▶ **SET EXERCISE**
Locate every line in the records below that contains the word "субсидий", and copy each one.
-- BEGIN DATASET CONTENT --
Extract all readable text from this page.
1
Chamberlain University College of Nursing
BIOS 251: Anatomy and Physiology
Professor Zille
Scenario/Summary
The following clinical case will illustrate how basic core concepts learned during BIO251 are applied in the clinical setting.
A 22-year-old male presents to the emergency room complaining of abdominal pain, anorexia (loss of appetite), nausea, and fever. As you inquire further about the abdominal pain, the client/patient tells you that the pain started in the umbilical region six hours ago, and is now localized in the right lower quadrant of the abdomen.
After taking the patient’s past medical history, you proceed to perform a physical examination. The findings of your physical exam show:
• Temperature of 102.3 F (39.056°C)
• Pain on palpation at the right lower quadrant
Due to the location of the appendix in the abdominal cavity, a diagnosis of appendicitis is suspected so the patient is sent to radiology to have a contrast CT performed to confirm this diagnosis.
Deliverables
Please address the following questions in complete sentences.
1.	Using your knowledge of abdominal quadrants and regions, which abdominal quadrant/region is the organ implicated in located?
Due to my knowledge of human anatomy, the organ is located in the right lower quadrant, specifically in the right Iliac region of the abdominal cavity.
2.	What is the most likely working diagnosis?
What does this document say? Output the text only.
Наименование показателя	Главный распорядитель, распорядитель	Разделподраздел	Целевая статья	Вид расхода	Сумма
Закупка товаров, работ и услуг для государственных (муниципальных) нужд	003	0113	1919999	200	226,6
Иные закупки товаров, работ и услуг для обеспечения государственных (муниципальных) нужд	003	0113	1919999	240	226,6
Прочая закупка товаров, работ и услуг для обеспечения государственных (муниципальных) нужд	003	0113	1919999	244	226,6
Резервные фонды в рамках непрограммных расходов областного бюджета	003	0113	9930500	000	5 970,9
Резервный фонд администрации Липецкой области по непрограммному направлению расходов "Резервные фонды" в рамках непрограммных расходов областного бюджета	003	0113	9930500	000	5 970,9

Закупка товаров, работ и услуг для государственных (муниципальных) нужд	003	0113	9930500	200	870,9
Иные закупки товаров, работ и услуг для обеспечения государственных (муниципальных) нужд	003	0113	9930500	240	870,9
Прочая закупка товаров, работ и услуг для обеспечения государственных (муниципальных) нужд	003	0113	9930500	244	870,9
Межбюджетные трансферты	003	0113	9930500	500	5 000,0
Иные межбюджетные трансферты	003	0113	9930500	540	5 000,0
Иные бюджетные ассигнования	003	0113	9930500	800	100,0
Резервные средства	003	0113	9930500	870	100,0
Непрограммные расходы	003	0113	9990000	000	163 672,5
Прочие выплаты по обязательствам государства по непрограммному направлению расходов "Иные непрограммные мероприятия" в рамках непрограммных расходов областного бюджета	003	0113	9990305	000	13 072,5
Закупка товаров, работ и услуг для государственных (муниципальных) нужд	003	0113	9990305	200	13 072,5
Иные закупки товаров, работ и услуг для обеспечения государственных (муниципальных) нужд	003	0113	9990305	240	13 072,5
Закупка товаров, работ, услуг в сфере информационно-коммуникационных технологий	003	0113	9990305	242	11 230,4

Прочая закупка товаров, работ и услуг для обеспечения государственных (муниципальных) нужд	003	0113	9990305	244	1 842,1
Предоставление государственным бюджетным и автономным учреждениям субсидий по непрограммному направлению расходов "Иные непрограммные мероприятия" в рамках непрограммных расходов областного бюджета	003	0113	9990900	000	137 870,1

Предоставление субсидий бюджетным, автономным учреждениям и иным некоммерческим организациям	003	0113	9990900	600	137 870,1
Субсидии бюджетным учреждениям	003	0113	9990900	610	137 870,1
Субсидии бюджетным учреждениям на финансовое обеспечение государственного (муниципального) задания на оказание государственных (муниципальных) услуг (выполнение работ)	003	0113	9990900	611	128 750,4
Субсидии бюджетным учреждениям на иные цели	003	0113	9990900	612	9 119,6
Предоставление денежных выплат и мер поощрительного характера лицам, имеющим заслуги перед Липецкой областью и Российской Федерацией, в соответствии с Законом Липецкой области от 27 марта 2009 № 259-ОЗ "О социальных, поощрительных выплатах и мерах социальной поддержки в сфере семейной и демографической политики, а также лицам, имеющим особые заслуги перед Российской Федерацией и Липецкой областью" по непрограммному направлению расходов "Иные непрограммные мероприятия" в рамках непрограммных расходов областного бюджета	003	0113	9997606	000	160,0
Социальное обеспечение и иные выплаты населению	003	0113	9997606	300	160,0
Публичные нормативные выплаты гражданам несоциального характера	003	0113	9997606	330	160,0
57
-- END DATASET CONTENT --
-- BEGIN DATASET CONTENT --
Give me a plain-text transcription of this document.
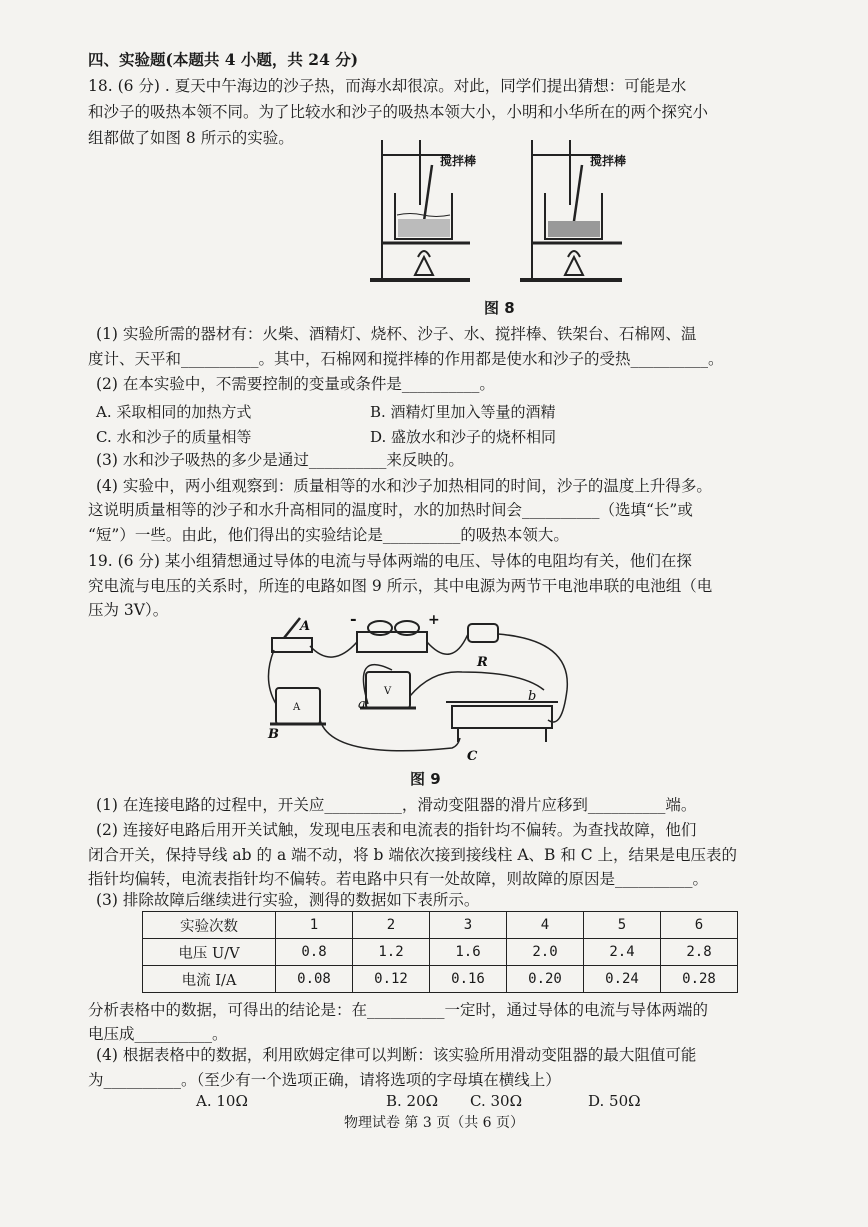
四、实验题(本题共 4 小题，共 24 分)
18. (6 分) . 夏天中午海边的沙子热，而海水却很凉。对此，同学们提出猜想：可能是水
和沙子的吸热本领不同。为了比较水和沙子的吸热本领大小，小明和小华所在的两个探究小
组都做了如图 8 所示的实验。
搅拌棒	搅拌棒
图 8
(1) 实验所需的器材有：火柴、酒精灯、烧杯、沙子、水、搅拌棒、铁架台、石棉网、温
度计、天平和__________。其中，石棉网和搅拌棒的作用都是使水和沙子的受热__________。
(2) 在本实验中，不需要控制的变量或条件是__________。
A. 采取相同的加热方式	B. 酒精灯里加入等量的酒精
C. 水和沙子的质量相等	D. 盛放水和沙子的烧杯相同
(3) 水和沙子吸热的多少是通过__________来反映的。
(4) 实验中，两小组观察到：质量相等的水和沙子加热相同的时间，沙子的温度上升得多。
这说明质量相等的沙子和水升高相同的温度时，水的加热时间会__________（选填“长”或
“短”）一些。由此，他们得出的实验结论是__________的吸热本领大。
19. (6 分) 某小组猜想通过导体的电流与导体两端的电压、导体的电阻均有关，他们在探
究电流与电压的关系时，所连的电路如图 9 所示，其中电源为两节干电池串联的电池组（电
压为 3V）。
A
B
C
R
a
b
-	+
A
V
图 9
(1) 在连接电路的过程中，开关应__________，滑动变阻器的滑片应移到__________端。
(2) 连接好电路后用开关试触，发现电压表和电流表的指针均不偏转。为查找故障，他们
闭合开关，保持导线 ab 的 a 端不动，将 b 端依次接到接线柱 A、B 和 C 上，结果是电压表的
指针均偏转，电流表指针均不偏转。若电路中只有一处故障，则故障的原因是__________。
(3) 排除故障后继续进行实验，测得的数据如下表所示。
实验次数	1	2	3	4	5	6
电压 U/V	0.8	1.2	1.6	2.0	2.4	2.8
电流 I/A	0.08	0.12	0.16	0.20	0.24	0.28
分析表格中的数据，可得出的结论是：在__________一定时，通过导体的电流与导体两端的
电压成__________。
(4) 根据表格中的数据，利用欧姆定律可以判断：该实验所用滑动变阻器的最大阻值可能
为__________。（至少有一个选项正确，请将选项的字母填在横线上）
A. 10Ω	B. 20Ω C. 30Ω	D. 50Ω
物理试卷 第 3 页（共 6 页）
-- END DATASET CONTENT --
▶ **TASK SOLUTION**
Предоставление государственным бюджетным и автономным учреждениям субсидий по непрограммному направлению расходов "Иные непрограммные мероприятия" в рамках непрограммных расходов областного бюджета	003	0113	9990900	000	137 870,1
Предоставление субсидий бюджетным, автономным учреждениям и иным некоммерческим организациям	003	0113	9990900	600	137 870,1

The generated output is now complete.